▶ [The problem]
Give every line again exactly as it appears, please, but not the pictures.

Collected data:
--- start ---

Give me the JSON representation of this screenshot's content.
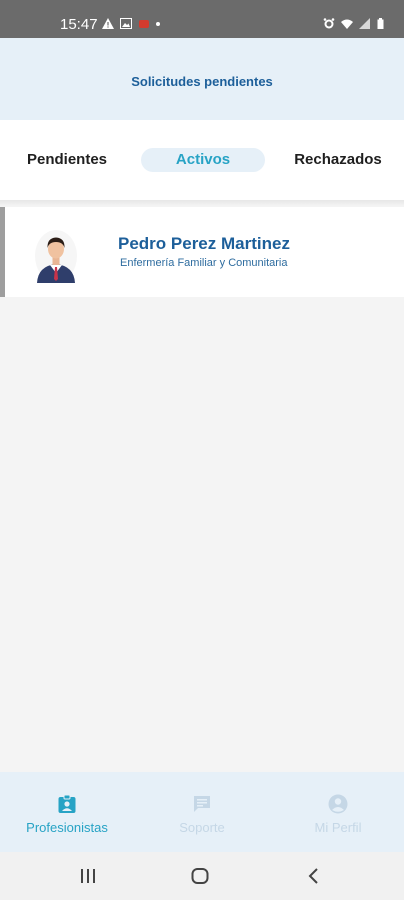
{
  "status_bar": {
    "time": "15:47",
    "left_icons": [
      "alert-triangle-icon",
      "image-icon",
      "red-app-icon",
      "dot-icon"
    ],
    "right_icons": [
      "alarm-icon",
      "wifi-icon",
      "signal-icon",
      "battery-icon"
    ]
  },
  "header": {
    "title": "Solicitudes pendientes"
  },
  "tabs": [
    {
      "label": "Pendientes",
      "active": false
    },
    {
      "label": "Activos",
      "active": true
    },
    {
      "label": "Rechazados",
      "active": false
    }
  ],
  "list": [
    {
      "name": "Pedro Perez Martinez",
      "specialty": "Enfermería Familiar y Comunitaria",
      "avatar_icon": "doctor-avatar-icon"
    }
  ],
  "bottom_nav": [
    {
      "label": "Profesionistas",
      "icon": "id-badge-icon",
      "active": true
    },
    {
      "label": "Soporte",
      "icon": "chat-icon",
      "active": false
    },
    {
      "label": "Mi Perfil",
      "icon": "profile-icon",
      "active": false
    }
  ],
  "system_nav": [
    "recents-icon",
    "home-icon",
    "back-icon"
  ],
  "colors": {
    "accent": "#27a3c5",
    "brand_blue": "#1d5f9a",
    "header_bg": "#e6f0f8",
    "status_bar_bg": "#6b6b6b"
  }
}
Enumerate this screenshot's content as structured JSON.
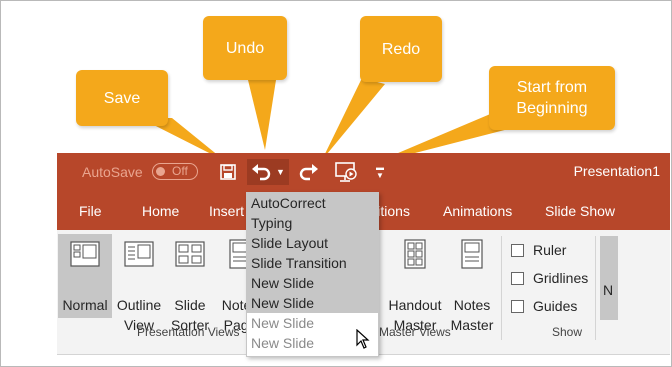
{
  "callouts": {
    "save": "Save",
    "undo": "Undo",
    "redo": "Redo",
    "start": "Start from Beginning"
  },
  "titlebar": {
    "autosave_label": "AutoSave",
    "autosave_state": "Off",
    "document_title": "Presentation1",
    "icons": [
      "save-icon",
      "undo-icon",
      "undo-dropdown-icon",
      "redo-icon",
      "start-from-beginning-icon",
      "customize-qat-icon"
    ]
  },
  "tabs": [
    "File",
    "Home",
    "Insert",
    "Transitions",
    "Animations",
    "Slide Show"
  ],
  "ribbon": {
    "presentation_views": {
      "label": "Presentation Views",
      "normal": "Normal",
      "outline_view": [
        "Outline",
        "View"
      ],
      "slide_sorter": [
        "Slide",
        "Sorter"
      ],
      "notes_page": [
        "Notes",
        "Page"
      ]
    },
    "master_views": {
      "label": "Master Views",
      "handout_master": [
        "Handout",
        "Master"
      ],
      "notes_master": [
        "Notes",
        "Master"
      ]
    },
    "show": {
      "label": "Show",
      "ruler": "Ruler",
      "gridlines": "Gridlines",
      "guides": "Guides"
    },
    "partial_label": "N"
  },
  "undo_list": {
    "items": [
      {
        "label": "AutoCorrect",
        "state": "selected"
      },
      {
        "label": "Typing",
        "state": "selected"
      },
      {
        "label": "Slide Layout",
        "state": "selected"
      },
      {
        "label": "Slide Transition",
        "state": "selected"
      },
      {
        "label": "New Slide",
        "state": "selected"
      },
      {
        "label": "New Slide",
        "state": "selected"
      },
      {
        "label": "New Slide",
        "state": "normal"
      },
      {
        "label": "New Slide",
        "state": "normal"
      }
    ]
  },
  "colors": {
    "ribbon_accent": "#b7472a",
    "callout": "#f4a81b",
    "ribbon_bg": "#f3f3f3",
    "selection": "#c6c6c6"
  }
}
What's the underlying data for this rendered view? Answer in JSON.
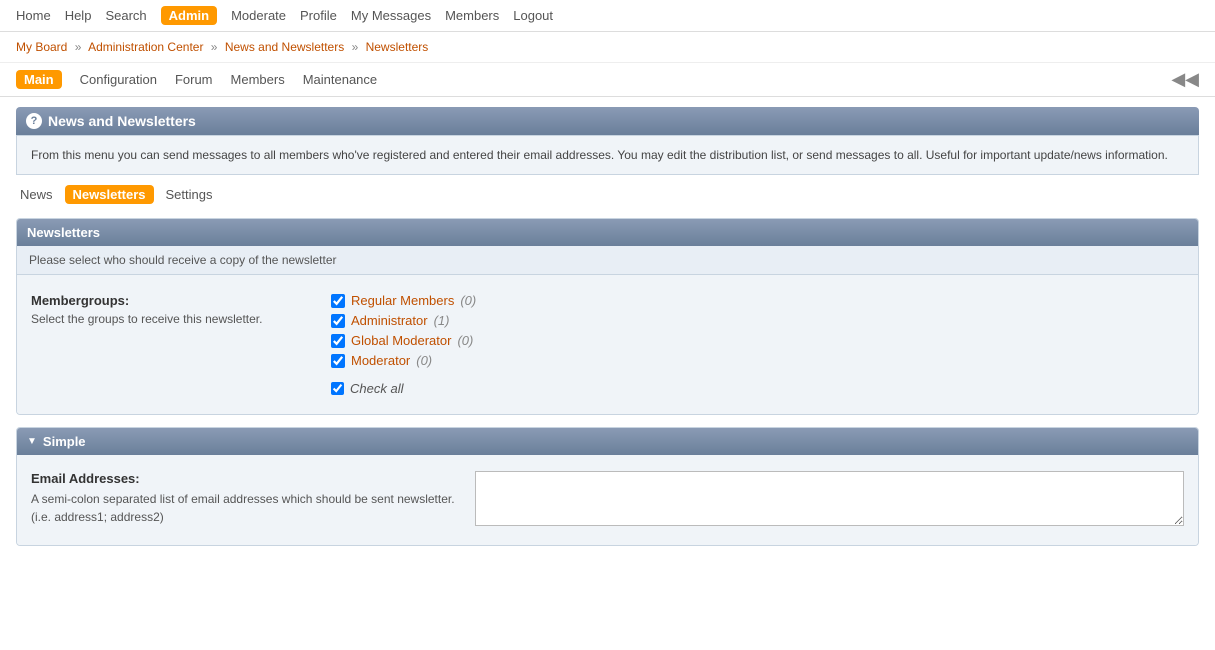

--- end ---

▶ [Exercise answer]
Give me the JSON representation of this screenshot's content.
{
  "status_bar": {
    "time": "15:47",
    "left_icons": [
      "alert-triangle-icon",
      "image-icon",
      "red-app-icon",
      "dot-icon"
    ],
    "right_icons": [
      "alarm-icon",
      "wifi-icon",
      "signal-icon",
      "battery-icon"
    ]
  },
  "header": {
    "title": "Solicitudes pendientes"
  },
  "tabs": [
    {
      "label": "Pendientes",
      "active": false
    },
    {
      "label": "Activos",
      "active": true
    },
    {
      "label": "Rechazados",
      "active": false
    }
  ],
  "list": [
    {
      "name": "Pedro Perez Martinez",
      "specialty": "Enfermería Familiar y Comunitaria",
      "avatar_icon": "doctor-avatar-icon"
    }
  ],
  "bottom_nav": [
    {
      "label": "Profesionistas",
      "icon": "id-badge-icon",
      "active": true
    },
    {
      "label": "Soporte",
      "icon": "chat-icon",
      "active": false
    },
    {
      "label": "Mi Perfil",
      "icon": "profile-icon",
      "active": false
    }
  ],
  "system_nav": [
    "recents-icon",
    "home-icon",
    "back-icon"
  ],
  "colors": {
    "accent": "#27a3c5",
    "brand_blue": "#1d5f9a",
    "header_bg": "#e6f0f8",
    "status_bar_bg": "#6b6b6b"
  }
}
Enumerate this screenshot's content as structured JSON.
{
  "callouts": {
    "save": "Save",
    "undo": "Undo",
    "redo": "Redo",
    "start": "Start from Beginning"
  },
  "titlebar": {
    "autosave_label": "AutoSave",
    "autosave_state": "Off",
    "document_title": "Presentation1",
    "icons": [
      "save-icon",
      "undo-icon",
      "undo-dropdown-icon",
      "redo-icon",
      "start-from-beginning-icon",
      "customize-qat-icon"
    ]
  },
  "tabs": [
    "File",
    "Home",
    "Insert",
    "Transitions",
    "Animations",
    "Slide Show"
  ],
  "ribbon": {
    "presentation_views": {
      "label": "Presentation Views",
      "normal": "Normal",
      "outline_view": [
        "Outline",
        "View"
      ],
      "slide_sorter": [
        "Slide",
        "Sorter"
      ],
      "notes_page": [
        "Notes",
        "Page"
      ]
    },
    "master_views": {
      "label": "Master Views",
      "handout_master": [
        "Handout",
        "Master"
      ],
      "notes_master": [
        "Notes",
        "Master"
      ]
    },
    "show": {
      "label": "Show",
      "ruler": "Ruler",
      "gridlines": "Gridlines",
      "guides": "Guides"
    },
    "partial_label": "N"
  },
  "undo_list": {
    "items": [
      {
        "label": "AutoCorrect",
        "state": "selected"
      },
      {
        "label": "Typing",
        "state": "selected"
      },
      {
        "label": "Slide Layout",
        "state": "selected"
      },
      {
        "label": "Slide Transition",
        "state": "selected"
      },
      {
        "label": "New Slide",
        "state": "selected"
      },
      {
        "label": "New Slide",
        "state": "selected"
      },
      {
        "label": "New Slide",
        "state": "normal"
      },
      {
        "label": "New Slide",
        "state": "normal"
      }
    ]
  },
  "colors": {
    "ribbon_accent": "#b7472a",
    "callout": "#f4a81b",
    "ribbon_bg": "#f3f3f3",
    "selection": "#c6c6c6"
  }
}
What's the underlying data for this rendered view? Answer in JSON.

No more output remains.